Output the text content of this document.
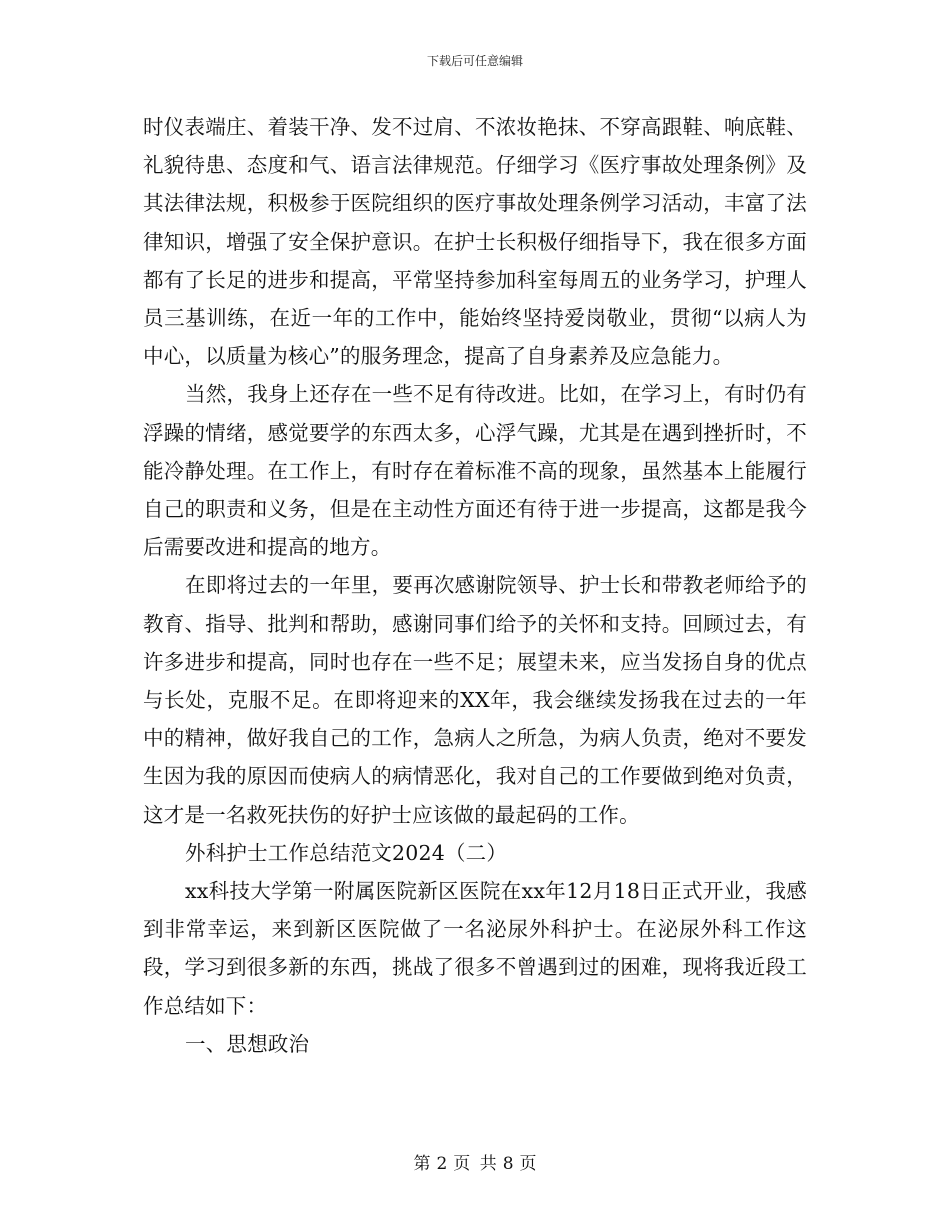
下载后可任意编辑

时仪表端庄、着装干净、发不过肩、不浓妆艳抹、不穿高跟鞋、响底鞋、礼貌待患、态度和气、语言法律规范。仔细学习《医疗事故处理条例》及其法律法规，积极参于医院组织的医疗事故处理条例学习活动，丰富了法律知识，增强了安全保护意识。在护士长积极仔细指导下，我在很多方面都有了长足的进步和提高，平常坚持参加科室每周五的业务学习，护理人员三基训练，在近一年的工作中，能始终坚持爱岗敬业，贯彻“以病人为中心，以质量为核心”的服务理念，提高了自身素养及应急能力。

当然，我身上还存在一些不足有待改进。比如，在学习上，有时仍有浮躁的情绪，感觉要学的东西太多，心浮气躁，尤其是在遇到挫折时，不能冷静处理。在工作上，有时存在着标准不高的现象，虽然基本上能履行自己的职责和义务，但是在主动性方面还有待于进一步提高，这都是我今后需要改进和提高的地方。

在即将过去的一年里，要再次感谢院领导、护士长和带教老师给予的教育、指导、批判和帮助，感谢同事们给予的关怀和支持。回顾过去，有许多进步和提高，同时也存在一些不足；展望未来，应当发扬自身的优点与长处，克服不足。在即将迎来的XX年，我会继续发扬我在过去的一年中的精神，做好我自己的工作，急病人之所急，为病人负责，绝对不要发生因为我的原因而使病人的病情恶化，我对自己的工作要做到绝对负责，这才是一名救死扶伤的好护士应该做的最起码的工作。

外科护士工作总结范文2024（二）

xx科技大学第一附属医院新区医院在xx年12月18日正式开业，我感到非常幸运，来到新区医院做了一名泌尿外科护士。在泌尿外科工作这段，学习到很多新的东西，挑战了很多不曾遇到过的困难，现将我近段工作总结如下：

一、思想政治

第 2 页 共 8 页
════════
§ **DO THIS**
Give back each entry exactly as it appears, with no pictures.

§ **RIGHT ANSWER**
Output the text content of this document.
下载后可任意编辑

时仪表端庄、着装干净、发不过肩、不浓妆艳抹、不穿高跟鞋、响底鞋、礼貌待患、态度和气、语言法律规范。仔细学习《医疗事故处理条例》及其法律法规，积极参于医院组织的医疗事故处理条例学习活动，丰富了法律知识，增强了安全保护意识。在护士长积极仔细指导下，我在很多方面都有了长足的进步和提高，平常坚持参加科室每周五的业务学习，护理人员三基训练，在近一年的工作中，能始终坚持爱岗敬业，贯彻“以病人为中心，以质量为核心”的服务理念，提高了自身素养及应急能力。

当然，我身上还存在一些不足有待改进。比如，在学习上，有时仍有浮躁的情绪，感觉要学的东西太多，心浮气躁，尤其是在遇到挫折时，不能冷静处理。在工作上，有时存在着标准不高的现象，虽然基本上能履行自己的职责和义务，但是在主动性方面还有待于进一步提高，这都是我今后需要改进和提高的地方。

在即将过去的一年里，要再次感谢院领导、护士长和带教老师给予的教育、指导、批判和帮助，感谢同事们给予的关怀和支持。回顾过去，有许多进步和提高，同时也存在一些不足；展望未来，应当发扬自身的优点与长处，克服不足。在即将迎来的XX年，我会继续发扬我在过去的一年中的精神，做好我自己的工作，急病人之所急，为病人负责，绝对不要发生因为我的原因而使病人的病情恶化，我对自己的工作要做到绝对负责，这才是一名救死扶伤的好护士应该做的最起码的工作。

外科护士工作总结范文2024（二）

xx科技大学第一附属医院新区医院在xx年12月18日正式开业，我感到非常幸运，来到新区医院做了一名泌尿外科护士。在泌尿外科工作这段，学习到很多新的东西，挑战了很多不曾遇到过的困难，现将我近段工作总结如下：

一、思想政治

第 2 页 共 8 页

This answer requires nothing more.